WHAT YOU SHOULD DO
Could you go on with the passage below on the gut-liver-brain axis in drug toxicity, starting right after its final sentence?

── TEXT FOR ANALYSIS

6 CONNECTING THE DOTS: GUT-LIVER-BRAIN AIXS IN DRUG TOXICITY
Patients with chronic liver diseases
and cirrhosis often present with global mucosal immune impairment and it
can progress with advancing degrees of cirrhosis and further induces HE
(Bajaj and Khoruts, 2020). HE is a major complication of liver diseases
that can be initiated by a wide spectrum of factors including systemic
inflammation, liver cirrhosis, microbiota alteration, skeletal muscle
disability, and medications (Bajaj, 2018). As we mentioned above,
ammonia is a significant contributor to HE: normally, the ammonia in the
gut lumen is transferred into the liver where it is metabolized into
urea via urea cycle but when the host undergoes hyperammonemia or liver
diseases, it enters the brain and causes aberrantly functioning neurons
(Fig.2) (Wijdicks, 2016). It is a representative example of how the gut,
liver, and brain are functionally connected and modulations of gut
microbiota by supplementing prebiotics (lactulose) and probiotics,
administering antibiotics (rifaximin), altering the dietary structure,
and FMT are emerging in HE treatment (Amodio et al., 2014; Campion et
al., 2019; Weir, 2020). What accords with the theme here is that HE can
be triggered by medications. Although alterations in the brain caused by
APAP have long been considered secondary effects of acute liver injury,
recently it is found to be a cannabinoid system modulator and cause “in
situ” toxicity in the brain especially at high doses (Ghanem et al.,
2016). Acute APAP intoxication disturbs neurotransmitters including
GABA, glutamate, dopamine, serotonin, norepinephrine, and acetylcholine,
increases oxidative stress and reactive astrogliosis in the brain, and
consequently induces HE (Saad et al., 2018; Vigo et al., 2019). And
similar to the case in antibiotics, maternal use of APAP also induces
neurofunctional impairments in the progeny (Klein et al., 2020). In
addition to the fact that APAP also distributes and is metabolized in
the brain which directly affects brain function, the gut-brain axis may
play a part therein, and the liver may be an important mediator. Carbon
tetrachloride (CCl4) is one of the most commonly used
chemicals in establishing liver injury models in animals. It is reported
that CCl4 also can be utilized to establish HE model in
rats and the CCl4-treated rats showed HE symptoms of
impaired spontaneous movement, cachexia, somnolence, and brain
histological alterations (Wang et al., 2017). FMT improved hepatic
necrosis, intestinal mucosal barrier damage, behaviors, HE grade, and
spatial learning capability of these rats (Wang et al., 2017), revealing
that the gut microbiota can be a common target in treating liver and
brain diseases. Besides, drugs such as 5-FU that induce hyperammonemia
also may cause severe HE and should be given special attention in
clinical use (Chahin et al., 2020). Theoretically, drugs eliciting
hepatotoxicity or inducing hyperammonemia are potential in causing HE.

────
── ENTRIES SUPPLIED

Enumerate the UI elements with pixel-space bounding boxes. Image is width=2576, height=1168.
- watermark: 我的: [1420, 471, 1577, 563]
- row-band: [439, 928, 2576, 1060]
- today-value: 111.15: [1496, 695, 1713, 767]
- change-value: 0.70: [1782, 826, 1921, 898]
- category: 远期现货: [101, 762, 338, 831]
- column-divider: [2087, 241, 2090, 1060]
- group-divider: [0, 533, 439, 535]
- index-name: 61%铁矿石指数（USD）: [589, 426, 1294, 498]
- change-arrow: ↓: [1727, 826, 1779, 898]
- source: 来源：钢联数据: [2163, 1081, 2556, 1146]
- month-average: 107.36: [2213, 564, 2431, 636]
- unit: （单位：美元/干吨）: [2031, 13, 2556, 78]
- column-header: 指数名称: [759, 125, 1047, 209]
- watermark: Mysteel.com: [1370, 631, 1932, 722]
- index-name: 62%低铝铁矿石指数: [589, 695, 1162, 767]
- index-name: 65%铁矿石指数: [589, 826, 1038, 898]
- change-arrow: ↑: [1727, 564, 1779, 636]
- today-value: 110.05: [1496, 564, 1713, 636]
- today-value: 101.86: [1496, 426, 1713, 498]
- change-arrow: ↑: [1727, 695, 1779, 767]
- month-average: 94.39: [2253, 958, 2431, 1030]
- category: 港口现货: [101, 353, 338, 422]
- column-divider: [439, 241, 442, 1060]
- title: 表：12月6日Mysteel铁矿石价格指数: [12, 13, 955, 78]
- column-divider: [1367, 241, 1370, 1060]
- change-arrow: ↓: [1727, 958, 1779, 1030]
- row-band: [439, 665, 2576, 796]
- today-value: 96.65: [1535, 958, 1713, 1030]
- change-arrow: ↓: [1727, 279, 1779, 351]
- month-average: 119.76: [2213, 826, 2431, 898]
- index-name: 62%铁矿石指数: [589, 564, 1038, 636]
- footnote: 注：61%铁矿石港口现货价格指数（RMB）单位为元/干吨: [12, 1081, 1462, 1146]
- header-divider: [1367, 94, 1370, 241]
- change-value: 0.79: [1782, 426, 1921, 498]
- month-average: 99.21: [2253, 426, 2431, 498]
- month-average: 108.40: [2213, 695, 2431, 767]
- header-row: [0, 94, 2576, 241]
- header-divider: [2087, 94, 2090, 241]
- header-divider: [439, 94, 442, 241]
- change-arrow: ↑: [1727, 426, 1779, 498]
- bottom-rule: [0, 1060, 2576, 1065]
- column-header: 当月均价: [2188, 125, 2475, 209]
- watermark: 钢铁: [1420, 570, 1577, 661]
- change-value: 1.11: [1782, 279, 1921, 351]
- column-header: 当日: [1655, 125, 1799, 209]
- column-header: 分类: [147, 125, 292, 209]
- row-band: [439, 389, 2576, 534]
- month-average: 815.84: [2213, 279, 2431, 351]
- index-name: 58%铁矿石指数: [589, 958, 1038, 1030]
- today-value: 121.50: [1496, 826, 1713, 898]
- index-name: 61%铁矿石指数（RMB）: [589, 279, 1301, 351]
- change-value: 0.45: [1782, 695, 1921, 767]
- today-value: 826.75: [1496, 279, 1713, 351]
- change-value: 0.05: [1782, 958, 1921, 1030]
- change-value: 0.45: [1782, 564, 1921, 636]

────

RESULT
Besides mechanisms mentioned in drug hepatotoxicity, possible mechanisms
involved therein may include enhancing ammonia-producing microbiota,
altering neurotransmitters, and increasing gut permeability. Extendedly
speaking, drugs that induce gut dysbiosis tend to more or less impact
the organs connected by the gut. The gut-liver-brain axis may explain
the multi-facet toxicity property of some drugs, foresee probable
toxicological responses in other organs besides conventional ones, and
offer countermeasures in coping with them.